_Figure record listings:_
++++++++++

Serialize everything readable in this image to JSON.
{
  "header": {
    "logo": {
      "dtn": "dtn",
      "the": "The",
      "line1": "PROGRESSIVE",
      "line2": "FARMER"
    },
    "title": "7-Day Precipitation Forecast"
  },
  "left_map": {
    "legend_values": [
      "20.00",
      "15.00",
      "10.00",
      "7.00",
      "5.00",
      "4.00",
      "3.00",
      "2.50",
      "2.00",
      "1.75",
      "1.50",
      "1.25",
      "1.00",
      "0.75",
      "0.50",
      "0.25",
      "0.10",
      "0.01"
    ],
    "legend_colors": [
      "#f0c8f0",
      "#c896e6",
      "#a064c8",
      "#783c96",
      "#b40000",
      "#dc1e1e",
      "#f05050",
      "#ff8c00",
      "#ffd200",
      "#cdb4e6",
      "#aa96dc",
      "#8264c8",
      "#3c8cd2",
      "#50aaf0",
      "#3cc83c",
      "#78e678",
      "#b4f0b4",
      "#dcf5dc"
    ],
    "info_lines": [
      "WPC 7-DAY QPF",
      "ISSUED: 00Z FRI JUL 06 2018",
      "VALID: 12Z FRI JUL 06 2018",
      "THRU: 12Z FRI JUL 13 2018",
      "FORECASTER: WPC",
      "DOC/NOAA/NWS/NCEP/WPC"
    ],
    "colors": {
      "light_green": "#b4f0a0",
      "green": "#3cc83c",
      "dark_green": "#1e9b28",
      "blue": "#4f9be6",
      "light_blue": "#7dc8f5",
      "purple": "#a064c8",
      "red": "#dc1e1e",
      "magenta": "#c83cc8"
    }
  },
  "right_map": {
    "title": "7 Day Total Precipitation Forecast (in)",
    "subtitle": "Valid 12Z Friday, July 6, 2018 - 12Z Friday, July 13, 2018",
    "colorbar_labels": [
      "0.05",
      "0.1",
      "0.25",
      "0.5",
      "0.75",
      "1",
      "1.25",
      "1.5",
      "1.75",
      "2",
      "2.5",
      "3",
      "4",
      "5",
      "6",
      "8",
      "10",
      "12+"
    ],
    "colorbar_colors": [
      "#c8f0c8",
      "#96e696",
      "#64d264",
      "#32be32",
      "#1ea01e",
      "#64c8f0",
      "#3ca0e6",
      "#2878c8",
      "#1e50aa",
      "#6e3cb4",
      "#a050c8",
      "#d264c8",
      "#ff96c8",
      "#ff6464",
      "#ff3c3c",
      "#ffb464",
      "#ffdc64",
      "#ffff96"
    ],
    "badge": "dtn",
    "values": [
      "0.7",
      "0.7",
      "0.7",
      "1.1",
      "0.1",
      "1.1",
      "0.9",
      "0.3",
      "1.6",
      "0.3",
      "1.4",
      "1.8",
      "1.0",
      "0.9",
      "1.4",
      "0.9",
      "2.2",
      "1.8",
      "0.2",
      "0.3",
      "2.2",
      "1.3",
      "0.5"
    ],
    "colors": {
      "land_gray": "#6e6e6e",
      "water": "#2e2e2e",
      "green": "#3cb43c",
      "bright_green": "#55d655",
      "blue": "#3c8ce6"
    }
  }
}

++++++++++

_Your objective:_
Set down all of the entries exactly, please.

_Worked answer:_
Serialize everything readable in this image to JSON.
{
  "header": {
    "logo": {
      "dtn": "dtn",
      "the": "The",
      "line1": "PROGRESSIVE",
      "line2": "FARMER"
    },
    "title": "7-Day Precipitation Forecast"
  },
  "left_map": {
    "legend_values": [
      "20.00",
      "15.00",
      "10.00",
      "7.00",
      "5.00",
      "4.00",
      "3.00",
      "2.50",
      "2.00",
      "1.75",
      "1.50",
      "1.25",
      "1.00",
      "0.75",
      "0.50",
      "0.25",
      "0.10",
      "0.01"
    ],
    "legend_colors": [
      "#f0c8f0",
      "#c896e6",
      "#a064c8",
      "#783c96",
      "#b40000",
      "#dc1e1e",
      "#f05050",
      "#ff8c00",
      "#ffd200",
      "#cdb4e6",
      "#aa96dc",
      "#8264c8",
      "#3c8cd2",
      "#50aaf0",
      "#3cc83c",
      "#78e678",
      "#b4f0b4",
      "#dcf5dc"
    ],
    "info_lines": [
      "WPC 7-DAY QPF",
      "ISSUED: 00Z FRI JUL 06 2018",
      "VALID: 12Z FRI JUL 06 2018",
      "THRU: 12Z FRI JUL 13 2018",
      "FORECASTER: WPC",
      "DOC/NOAA/NWS/NCEP/WPC"
    ],
    "colors": {
      "light_green": "#b4f0a0",
      "green": "#3cc83c",
      "dark_green": "#1e9b28",
      "blue": "#4f9be6",
      "light_blue": "#7dc8f5",
      "purple": "#a064c8",
      "red": "#dc1e1e",
      "magenta": "#c83cc8"
    }
  },
  "right_map": {
    "title": "7 Day Total Precipitation Forecast (in)",
    "subtitle": "Valid 12Z Friday, July 6, 2018 - 12Z Friday, July 13, 2018",
    "colorbar_labels": [
      "0.05",
      "0.1",
      "0.25",
      "0.5",
      "0.75",
      "1",
      "1.25",
      "1.5",
      "1.75",
      "2",
      "2.5",
      "3",
      "4",
      "5",
      "6",
      "8",
      "10",
      "12+"
    ],
    "colorbar_colors": [
      "#c8f0c8",
      "#96e696",
      "#64d264",
      "#32be32",
      "#1ea01e",
      "#64c8f0",
      "#3ca0e6",
      "#2878c8",
      "#1e50aa",
      "#6e3cb4",
      "#a050c8",
      "#d264c8",
      "#ff96c8",
      "#ff6464",
      "#ff3c3c",
      "#ffb464",
      "#ffdc64",
      "#ffff96"
    ],
    "badge": "dtn",
    "values": [
      "0.7",
      "0.7",
      "0.7",
      "1.1",
      "0.1",
      "1.1",
      "0.9",
      "0.3",
      "1.6",
      "0.3",
      "1.4",
      "1.8",
      "1.0",
      "0.9",
      "1.4",
      "0.9",
      "2.2",
      "1.8",
      "0.2",
      "0.3",
      "2.2",
      "1.3",
      "0.5"
    ],
    "colors": {
      "land_gray": "#6e6e6e",
      "water": "#2e2e2e",
      "green": "#3cb43c",
      "bright_green": "#55d655",
      "blue": "#3c8ce6"
    }
  }
}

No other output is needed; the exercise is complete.